• Exercise description: All of the records below must be output exactly, with no pictures carried over.

• Raw records:

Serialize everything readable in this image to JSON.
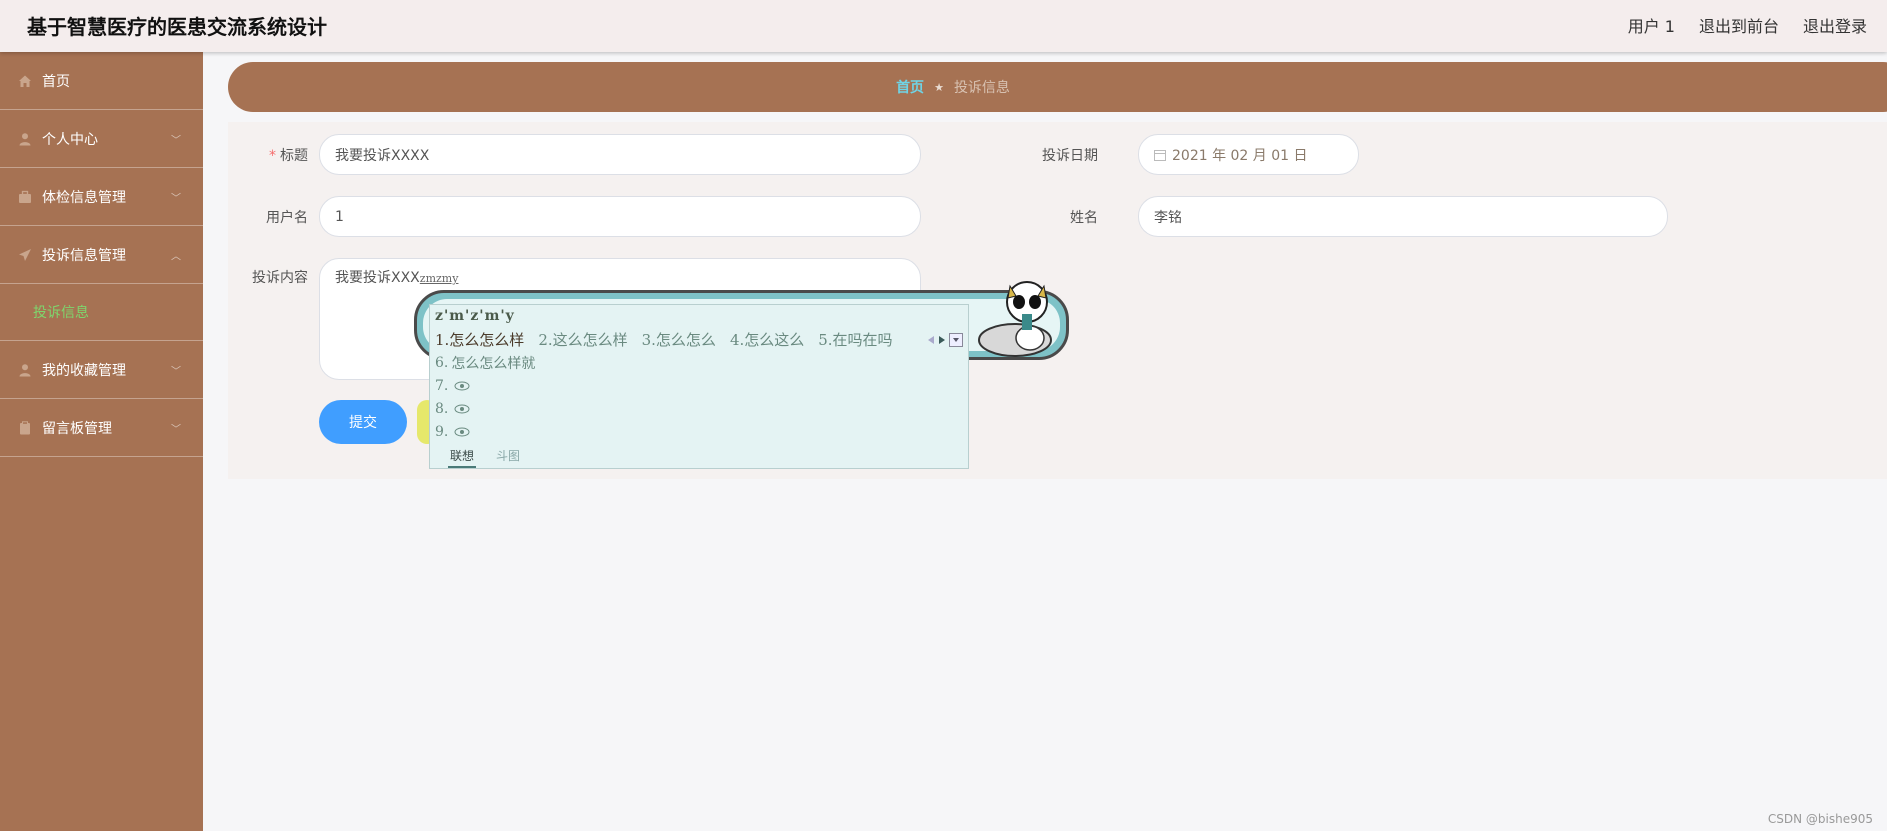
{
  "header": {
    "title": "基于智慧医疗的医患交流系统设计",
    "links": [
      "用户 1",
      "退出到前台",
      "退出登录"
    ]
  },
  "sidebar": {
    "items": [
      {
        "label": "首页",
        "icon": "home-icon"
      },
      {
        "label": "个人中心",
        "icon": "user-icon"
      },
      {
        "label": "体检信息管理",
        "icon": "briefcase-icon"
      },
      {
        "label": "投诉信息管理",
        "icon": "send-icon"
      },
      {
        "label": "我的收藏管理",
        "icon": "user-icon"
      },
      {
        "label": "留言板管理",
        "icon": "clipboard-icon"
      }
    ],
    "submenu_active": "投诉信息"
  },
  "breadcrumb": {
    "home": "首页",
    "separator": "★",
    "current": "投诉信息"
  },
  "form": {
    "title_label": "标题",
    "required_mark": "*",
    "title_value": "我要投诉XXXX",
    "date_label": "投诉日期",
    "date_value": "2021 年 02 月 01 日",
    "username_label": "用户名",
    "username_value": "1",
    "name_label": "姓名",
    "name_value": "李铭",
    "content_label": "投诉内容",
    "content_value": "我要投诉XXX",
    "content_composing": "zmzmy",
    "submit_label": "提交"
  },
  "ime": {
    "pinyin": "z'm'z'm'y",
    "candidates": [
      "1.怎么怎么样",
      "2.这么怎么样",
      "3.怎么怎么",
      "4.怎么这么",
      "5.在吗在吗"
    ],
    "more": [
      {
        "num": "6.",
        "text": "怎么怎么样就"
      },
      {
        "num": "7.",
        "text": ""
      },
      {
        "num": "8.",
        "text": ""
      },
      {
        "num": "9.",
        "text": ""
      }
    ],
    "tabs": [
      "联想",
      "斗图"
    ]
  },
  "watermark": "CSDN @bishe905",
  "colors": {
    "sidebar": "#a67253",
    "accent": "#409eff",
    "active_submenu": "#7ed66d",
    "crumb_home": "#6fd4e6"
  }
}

• Written response:
Serialize everything readable in this image to JSON.
{
  "header": {
    "title": "基于智慧医疗的医患交流系统设计",
    "links": [
      "用户 1",
      "退出到前台",
      "退出登录"
    ]
  },
  "sidebar": {
    "items": [
      {
        "label": "首页",
        "icon": "home-icon"
      },
      {
        "label": "个人中心",
        "icon": "user-icon"
      },
      {
        "label": "体检信息管理",
        "icon": "briefcase-icon"
      },
      {
        "label": "投诉信息管理",
        "icon": "send-icon"
      },
      {
        "label": "我的收藏管理",
        "icon": "user-icon"
      },
      {
        "label": "留言板管理",
        "icon": "clipboard-icon"
      }
    ],
    "submenu_active": "投诉信息"
  },
  "breadcrumb": {
    "home": "首页",
    "separator": "★",
    "current": "投诉信息"
  },
  "form": {
    "title_label": "标题",
    "required_mark": "*",
    "title_value": "我要投诉XXXX",
    "date_label": "投诉日期",
    "date_value": "2021 年 02 月 01 日",
    "username_label": "用户名",
    "username_value": "1",
    "name_label": "姓名",
    "name_value": "李铭",
    "content_label": "投诉内容",
    "content_value": "我要投诉XXX",
    "content_composing": "zmzmy",
    "submit_label": "提交"
  },
  "ime": {
    "pinyin": "z'm'z'm'y",
    "candidates": [
      "1.怎么怎么样",
      "2.这么怎么样",
      "3.怎么怎么",
      "4.怎么这么",
      "5.在吗在吗"
    ],
    "more": [
      {
        "num": "6.",
        "text": "怎么怎么样就"
      },
      {
        "num": "7.",
        "text": ""
      },
      {
        "num": "8.",
        "text": ""
      },
      {
        "num": "9.",
        "text": ""
      }
    ],
    "tabs": [
      "联想",
      "斗图"
    ]
  },
  "watermark": "CSDN @bishe905",
  "colors": {
    "sidebar": "#a67253",
    "accent": "#409eff",
    "active_submenu": "#7ed66d",
    "crumb_home": "#6fd4e6"
  }
}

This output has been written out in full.